**課題の指示**.
抽出テキストの語り手は、貧しさだけなら人間不信にはならなかったと述べていますが、何が人生に大きな影を落としたとしていますか？一～三文で説明してください。
***** 抽出テキスト
2005年5月号記事

人生煌めきの瞬間 45

「アダルト・チルドレン」との決別──虐待の恨みを乗り越えて

貧しさのなか両親の愛を得られず育ったあげく兄から受け続けた虐待の数々── 長年の想像を絶する苦しみから立ち直った一人の女性の、壮絶な魂の記録。

高井 恵美(仮名、38歳)

ハンカチひとつとっても使い古しのガーゼだし、給食袋は親せきのおさがり。駄菓子も買ってもらえない。私もお友達みたいに、新しいお洋服を着たいな──。

それが実現しない夢なんだと分かったのは、小学生になってからでした。

父は私が保育園に上がる前後から、うつが高じて精神病院に入院していました。残された4人の家族は、生活保護と母の内職で細々と生計を立てていたのです。

母が一時外泊で帰宅した父を「世間体が悪いじゃない」となじり、親せきに愚痴るのを聞いて育った私は、

(あんたが健康でまともに仕事してくれたら、こんなにみじめな生活しなくて済んだのに)と、いつも父を恨んでいました。

でも生活が貧しいだけなら、私は人間不信にはならなかった。私の人生に大きな影を落としたのは、母に愛されない苦しみと、4つ年上の兄から受けた度重なる虐待への恐怖だったのです。
**********
***** 利用可能データ
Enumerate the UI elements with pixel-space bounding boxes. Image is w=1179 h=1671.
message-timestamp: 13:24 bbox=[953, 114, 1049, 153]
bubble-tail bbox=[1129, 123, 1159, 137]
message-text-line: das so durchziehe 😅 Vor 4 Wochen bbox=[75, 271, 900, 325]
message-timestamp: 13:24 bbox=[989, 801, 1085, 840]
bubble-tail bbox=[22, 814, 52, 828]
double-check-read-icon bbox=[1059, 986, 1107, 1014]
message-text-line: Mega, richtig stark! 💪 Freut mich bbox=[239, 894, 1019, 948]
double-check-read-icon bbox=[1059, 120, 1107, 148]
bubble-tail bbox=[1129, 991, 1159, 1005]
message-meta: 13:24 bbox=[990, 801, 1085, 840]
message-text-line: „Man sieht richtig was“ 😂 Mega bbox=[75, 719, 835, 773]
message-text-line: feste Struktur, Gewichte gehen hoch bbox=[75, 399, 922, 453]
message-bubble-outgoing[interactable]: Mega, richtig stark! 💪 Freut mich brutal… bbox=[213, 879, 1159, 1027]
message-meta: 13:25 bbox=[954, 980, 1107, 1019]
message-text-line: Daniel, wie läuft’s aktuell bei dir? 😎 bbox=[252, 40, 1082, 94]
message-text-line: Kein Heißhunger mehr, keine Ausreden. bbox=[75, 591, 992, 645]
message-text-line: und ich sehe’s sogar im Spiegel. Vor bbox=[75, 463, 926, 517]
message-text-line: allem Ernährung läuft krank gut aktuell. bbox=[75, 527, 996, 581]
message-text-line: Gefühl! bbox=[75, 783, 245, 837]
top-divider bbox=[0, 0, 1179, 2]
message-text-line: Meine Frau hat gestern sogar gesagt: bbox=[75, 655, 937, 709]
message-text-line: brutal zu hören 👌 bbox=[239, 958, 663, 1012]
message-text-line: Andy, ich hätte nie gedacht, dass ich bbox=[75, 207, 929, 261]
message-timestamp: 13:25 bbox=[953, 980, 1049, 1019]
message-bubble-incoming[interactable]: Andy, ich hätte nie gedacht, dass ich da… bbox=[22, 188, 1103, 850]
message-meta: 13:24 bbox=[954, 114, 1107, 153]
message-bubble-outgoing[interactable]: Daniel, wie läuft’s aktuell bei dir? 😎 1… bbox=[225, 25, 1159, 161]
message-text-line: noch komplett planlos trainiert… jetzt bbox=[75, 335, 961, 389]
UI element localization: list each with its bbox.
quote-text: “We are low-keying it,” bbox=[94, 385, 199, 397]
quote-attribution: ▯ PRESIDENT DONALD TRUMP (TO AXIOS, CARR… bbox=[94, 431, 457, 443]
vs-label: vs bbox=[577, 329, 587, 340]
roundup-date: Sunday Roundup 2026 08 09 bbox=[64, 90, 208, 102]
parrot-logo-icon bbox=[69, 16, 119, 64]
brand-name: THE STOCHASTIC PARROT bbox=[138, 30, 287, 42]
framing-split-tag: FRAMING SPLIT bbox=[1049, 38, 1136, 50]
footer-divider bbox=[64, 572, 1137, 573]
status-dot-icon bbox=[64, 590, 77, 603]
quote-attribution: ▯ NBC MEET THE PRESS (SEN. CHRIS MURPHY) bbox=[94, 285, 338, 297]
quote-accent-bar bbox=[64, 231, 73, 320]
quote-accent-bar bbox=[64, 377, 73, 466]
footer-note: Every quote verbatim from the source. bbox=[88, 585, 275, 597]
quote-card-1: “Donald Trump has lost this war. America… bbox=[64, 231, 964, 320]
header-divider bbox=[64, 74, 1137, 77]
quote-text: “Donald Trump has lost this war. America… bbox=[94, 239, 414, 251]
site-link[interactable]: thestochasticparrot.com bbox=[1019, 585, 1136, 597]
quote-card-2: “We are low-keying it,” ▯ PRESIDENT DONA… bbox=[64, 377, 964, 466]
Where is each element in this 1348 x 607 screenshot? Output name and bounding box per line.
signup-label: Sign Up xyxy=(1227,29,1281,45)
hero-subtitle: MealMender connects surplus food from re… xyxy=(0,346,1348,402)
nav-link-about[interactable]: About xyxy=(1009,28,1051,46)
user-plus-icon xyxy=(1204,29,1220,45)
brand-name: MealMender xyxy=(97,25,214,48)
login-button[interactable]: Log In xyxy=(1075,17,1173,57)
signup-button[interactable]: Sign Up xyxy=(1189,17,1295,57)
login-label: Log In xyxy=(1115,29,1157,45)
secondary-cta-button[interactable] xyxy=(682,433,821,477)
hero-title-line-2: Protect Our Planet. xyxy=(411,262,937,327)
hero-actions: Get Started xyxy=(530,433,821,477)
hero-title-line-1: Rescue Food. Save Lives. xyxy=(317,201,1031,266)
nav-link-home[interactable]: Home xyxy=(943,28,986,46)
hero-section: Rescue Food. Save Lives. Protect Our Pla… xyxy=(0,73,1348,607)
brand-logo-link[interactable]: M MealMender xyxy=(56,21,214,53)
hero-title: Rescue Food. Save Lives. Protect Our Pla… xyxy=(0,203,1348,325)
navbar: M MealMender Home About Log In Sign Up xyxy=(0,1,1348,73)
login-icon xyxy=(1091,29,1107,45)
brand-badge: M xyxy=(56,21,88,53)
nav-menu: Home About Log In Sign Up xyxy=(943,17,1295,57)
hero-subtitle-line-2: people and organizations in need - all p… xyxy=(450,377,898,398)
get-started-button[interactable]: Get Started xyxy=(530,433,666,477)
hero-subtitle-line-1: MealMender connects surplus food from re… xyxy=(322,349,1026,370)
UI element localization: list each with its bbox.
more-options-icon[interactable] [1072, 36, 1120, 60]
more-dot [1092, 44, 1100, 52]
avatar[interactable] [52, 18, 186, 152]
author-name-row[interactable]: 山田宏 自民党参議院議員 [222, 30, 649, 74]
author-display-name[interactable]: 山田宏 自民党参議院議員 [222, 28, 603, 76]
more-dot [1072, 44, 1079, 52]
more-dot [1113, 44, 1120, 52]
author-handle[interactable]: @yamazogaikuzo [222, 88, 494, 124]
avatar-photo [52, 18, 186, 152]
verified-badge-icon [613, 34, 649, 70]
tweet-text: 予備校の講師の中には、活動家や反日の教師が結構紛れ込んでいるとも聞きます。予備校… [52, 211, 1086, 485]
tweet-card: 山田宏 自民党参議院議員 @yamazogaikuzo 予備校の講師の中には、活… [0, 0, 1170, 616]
**********
**解答**.
母に愛されない苦しみと、4つ年上の兄から受けた度重なる虐待への恐怖です。語り手は、生活が貧しいだけなら人間不信にはならなかったとしたうえで、この二つが人生に大きな影を落としたと述べています。